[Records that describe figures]
******************************

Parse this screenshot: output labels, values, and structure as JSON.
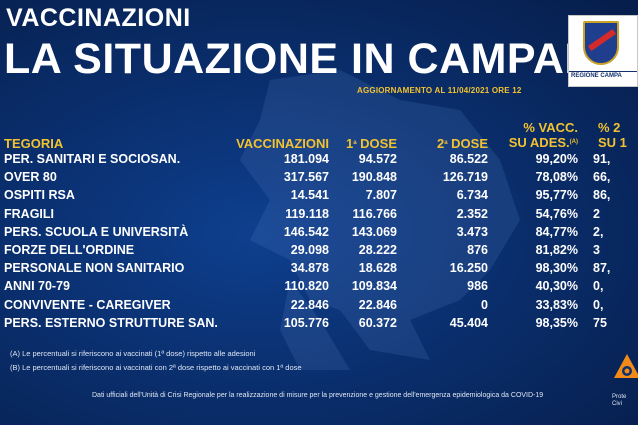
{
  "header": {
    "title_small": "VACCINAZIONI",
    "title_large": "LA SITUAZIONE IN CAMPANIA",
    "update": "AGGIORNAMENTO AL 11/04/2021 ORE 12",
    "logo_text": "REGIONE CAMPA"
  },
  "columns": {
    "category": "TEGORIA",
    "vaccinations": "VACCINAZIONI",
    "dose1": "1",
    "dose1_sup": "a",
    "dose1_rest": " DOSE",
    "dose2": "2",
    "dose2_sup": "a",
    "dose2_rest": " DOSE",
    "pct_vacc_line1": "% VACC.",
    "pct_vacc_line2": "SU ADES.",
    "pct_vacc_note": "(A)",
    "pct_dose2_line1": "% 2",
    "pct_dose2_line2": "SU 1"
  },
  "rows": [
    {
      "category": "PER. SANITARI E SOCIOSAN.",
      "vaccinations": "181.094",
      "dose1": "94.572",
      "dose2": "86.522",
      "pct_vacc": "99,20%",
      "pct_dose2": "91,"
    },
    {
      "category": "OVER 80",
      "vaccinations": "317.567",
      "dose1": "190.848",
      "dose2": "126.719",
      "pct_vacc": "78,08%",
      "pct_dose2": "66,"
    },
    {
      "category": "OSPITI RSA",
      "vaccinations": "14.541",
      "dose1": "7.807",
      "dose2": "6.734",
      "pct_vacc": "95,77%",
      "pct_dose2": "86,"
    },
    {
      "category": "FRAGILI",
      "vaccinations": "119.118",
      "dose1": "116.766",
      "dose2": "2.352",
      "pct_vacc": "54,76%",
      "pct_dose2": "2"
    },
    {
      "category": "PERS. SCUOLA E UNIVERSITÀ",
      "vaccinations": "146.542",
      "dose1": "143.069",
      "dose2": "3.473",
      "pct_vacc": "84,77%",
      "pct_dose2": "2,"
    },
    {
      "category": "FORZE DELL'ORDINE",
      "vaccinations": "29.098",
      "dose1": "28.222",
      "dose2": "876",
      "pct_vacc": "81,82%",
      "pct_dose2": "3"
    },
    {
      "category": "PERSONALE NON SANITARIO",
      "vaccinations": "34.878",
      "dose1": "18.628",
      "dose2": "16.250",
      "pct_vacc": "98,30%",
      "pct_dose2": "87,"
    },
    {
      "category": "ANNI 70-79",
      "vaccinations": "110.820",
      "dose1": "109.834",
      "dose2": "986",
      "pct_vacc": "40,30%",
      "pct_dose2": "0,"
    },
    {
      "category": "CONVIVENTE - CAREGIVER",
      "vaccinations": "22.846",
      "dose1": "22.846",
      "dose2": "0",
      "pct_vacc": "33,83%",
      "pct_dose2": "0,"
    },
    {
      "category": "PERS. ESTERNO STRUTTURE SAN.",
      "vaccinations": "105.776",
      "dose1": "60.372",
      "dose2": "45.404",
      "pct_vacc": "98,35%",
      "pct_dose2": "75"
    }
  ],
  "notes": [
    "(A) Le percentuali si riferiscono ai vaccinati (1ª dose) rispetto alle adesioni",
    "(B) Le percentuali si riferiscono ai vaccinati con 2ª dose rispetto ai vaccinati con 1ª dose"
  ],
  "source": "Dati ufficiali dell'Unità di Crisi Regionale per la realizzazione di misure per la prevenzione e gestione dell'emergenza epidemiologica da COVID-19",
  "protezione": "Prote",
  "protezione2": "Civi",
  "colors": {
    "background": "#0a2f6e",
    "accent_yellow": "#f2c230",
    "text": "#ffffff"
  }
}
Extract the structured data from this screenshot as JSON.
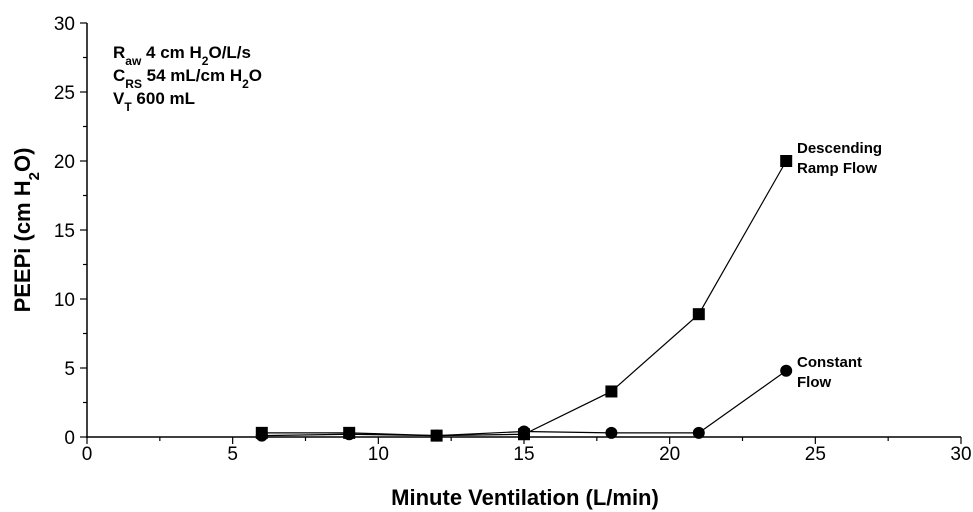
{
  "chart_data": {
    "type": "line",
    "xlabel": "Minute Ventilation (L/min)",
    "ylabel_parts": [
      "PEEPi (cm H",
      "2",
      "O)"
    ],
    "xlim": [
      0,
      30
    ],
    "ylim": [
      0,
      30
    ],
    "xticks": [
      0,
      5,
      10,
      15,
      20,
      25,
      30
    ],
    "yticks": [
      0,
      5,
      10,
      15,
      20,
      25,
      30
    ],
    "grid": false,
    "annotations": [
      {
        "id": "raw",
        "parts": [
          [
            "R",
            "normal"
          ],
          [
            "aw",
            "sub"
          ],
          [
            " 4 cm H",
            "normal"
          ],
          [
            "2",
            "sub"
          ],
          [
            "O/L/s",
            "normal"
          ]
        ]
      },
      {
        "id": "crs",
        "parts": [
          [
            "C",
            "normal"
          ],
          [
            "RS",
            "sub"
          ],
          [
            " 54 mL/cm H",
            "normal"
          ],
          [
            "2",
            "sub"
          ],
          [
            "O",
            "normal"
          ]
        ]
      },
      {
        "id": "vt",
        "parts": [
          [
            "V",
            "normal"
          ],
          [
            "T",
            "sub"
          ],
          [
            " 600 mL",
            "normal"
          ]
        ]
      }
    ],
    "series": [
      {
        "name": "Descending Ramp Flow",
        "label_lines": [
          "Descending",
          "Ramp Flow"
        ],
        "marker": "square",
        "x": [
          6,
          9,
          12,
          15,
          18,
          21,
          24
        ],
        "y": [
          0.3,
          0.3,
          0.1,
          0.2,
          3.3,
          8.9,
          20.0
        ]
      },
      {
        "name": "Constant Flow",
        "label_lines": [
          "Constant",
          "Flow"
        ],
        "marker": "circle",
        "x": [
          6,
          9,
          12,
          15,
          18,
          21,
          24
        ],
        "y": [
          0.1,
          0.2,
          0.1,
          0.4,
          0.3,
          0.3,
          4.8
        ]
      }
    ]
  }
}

******************************

■ Goal of the exercise:
Copy out all of the material exactly as written, without its pictures.

■ Result below:
Parse this screenshot: output labels, values, and structure as JSON.
{
  "header": {
    "title_small": "VACCINAZIONI",
    "title_large": "LA SITUAZIONE IN CAMPANIA",
    "update": "AGGIORNAMENTO AL 11/04/2021 ORE 12",
    "logo_text": "REGIONE CAMPA"
  },
  "columns": {
    "category": "TEGORIA",
    "vaccinations": "VACCINAZIONI",
    "dose1": "1",
    "dose1_sup": "a",
    "dose1_rest": " DOSE",
    "dose2": "2",
    "dose2_sup": "a",
    "dose2_rest": " DOSE",
    "pct_vacc_line1": "% VACC.",
    "pct_vacc_line2": "SU ADES.",
    "pct_vacc_note": "(A)",
    "pct_dose2_line1": "% 2",
    "pct_dose2_line2": "SU 1"
  },
  "rows": [
    {
      "category": "PER. SANITARI E SOCIOSAN.",
      "vaccinations": "181.094",
      "dose1": "94.572",
      "dose2": "86.522",
      "pct_vacc": "99,20%",
      "pct_dose2": "91,"
    },
    {
      "category": "OVER 80",
      "vaccinations": "317.567",
      "dose1": "190.848",
      "dose2": "126.719",
      "pct_vacc": "78,08%",
      "pct_dose2": "66,"
    },
    {
      "category": "OSPITI RSA",
      "vaccinations": "14.541",
      "dose1": "7.807",
      "dose2": "6.734",
      "pct_vacc": "95,77%",
      "pct_dose2": "86,"
    },
    {
      "category": "FRAGILI",
      "vaccinations": "119.118",
      "dose1": "116.766",
      "dose2": "2.352",
      "pct_vacc": "54,76%",
      "pct_dose2": "2"
    },
    {
      "category": "PERS. SCUOLA E UNIVERSITÀ",
      "vaccinations": "146.542",
      "dose1": "143.069",
      "dose2": "3.473",
      "pct_vacc": "84,77%",
      "pct_dose2": "2,"
    },
    {
      "category": "FORZE DELL'ORDINE",
      "vaccinations": "29.098",
      "dose1": "28.222",
      "dose2": "876",
      "pct_vacc": "81,82%",
      "pct_dose2": "3"
    },
    {
      "category": "PERSONALE NON SANITARIO",
      "vaccinations": "34.878",
      "dose1": "18.628",
      "dose2": "16.250",
      "pct_vacc": "98,30%",
      "pct_dose2": "87,"
    },
    {
      "category": "ANNI 70-79",
      "vaccinations": "110.820",
      "dose1": "109.834",
      "dose2": "986",
      "pct_vacc": "40,30%",
      "pct_dose2": "0,"
    },
    {
      "category": "CONVIVENTE - CAREGIVER",
      "vaccinations": "22.846",
      "dose1": "22.846",
      "dose2": "0",
      "pct_vacc": "33,83%",
      "pct_dose2": "0,"
    },
    {
      "category": "PERS. ESTERNO STRUTTURE SAN.",
      "vaccinations": "105.776",
      "dose1": "60.372",
      "dose2": "45.404",
      "pct_vacc": "98,35%",
      "pct_dose2": "75"
    }
  ],
  "notes": [
    "(A) Le percentuali si riferiscono ai vaccinati (1ª dose) rispetto alle adesioni",
    "(B) Le percentuali si riferiscono ai vaccinati con 2ª dose rispetto ai vaccinati con 1ª dose"
  ],
  "source": "Dati ufficiali dell'Unità di Crisi Regionale per la realizzazione di misure per la prevenzione e gestione dell'emergenza epidemiologica da COVID-19",
  "protezione": "Prote",
  "protezione2": "Civi",
  "colors": {
    "background": "#0a2f6e",
    "accent_yellow": "#f2c230",
    "text": "#ffffff"
  }
}
Extract the structured data from this screenshot as JSON.
{
  "chart_data": {
    "type": "line",
    "xlabel": "Minute Ventilation (L/min)",
    "ylabel_parts": [
      "PEEPi (cm H",
      "2",
      "O)"
    ],
    "xlim": [
      0,
      30
    ],
    "ylim": [
      0,
      30
    ],
    "xticks": [
      0,
      5,
      10,
      15,
      20,
      25,
      30
    ],
    "yticks": [
      0,
      5,
      10,
      15,
      20,
      25,
      30
    ],
    "grid": false,
    "annotations": [
      {
        "id": "raw",
        "parts": [
          [
            "R",
            "normal"
          ],
          [
            "aw",
            "sub"
          ],
          [
            " 4 cm H",
            "normal"
          ],
          [
            "2",
            "sub"
          ],
          [
            "O/L/s",
            "normal"
          ]
        ]
      },
      {
        "id": "crs",
        "parts": [
          [
            "C",
            "normal"
          ],
          [
            "RS",
            "sub"
          ],
          [
            " 54 mL/cm H",
            "normal"
          ],
          [
            "2",
            "sub"
          ],
          [
            "O",
            "normal"
          ]
        ]
      },
      {
        "id": "vt",
        "parts": [
          [
            "V",
            "normal"
          ],
          [
            "T",
            "sub"
          ],
          [
            " 600 mL",
            "normal"
          ]
        ]
      }
    ],
    "series": [
      {
        "name": "Descending Ramp Flow",
        "label_lines": [
          "Descending",
          "Ramp Flow"
        ],
        "marker": "square",
        "x": [
          6,
          9,
          12,
          15,
          18,
          21,
          24
        ],
        "y": [
          0.3,
          0.3,
          0.1,
          0.2,
          3.3,
          8.9,
          20.0
        ]
      },
      {
        "name": "Constant Flow",
        "label_lines": [
          "Constant",
          "Flow"
        ],
        "marker": "circle",
        "x": [
          6,
          9,
          12,
          15,
          18,
          21,
          24
        ],
        "y": [
          0.1,
          0.2,
          0.1,
          0.4,
          0.3,
          0.3,
          4.8
        ]
      }
    ]
  }
}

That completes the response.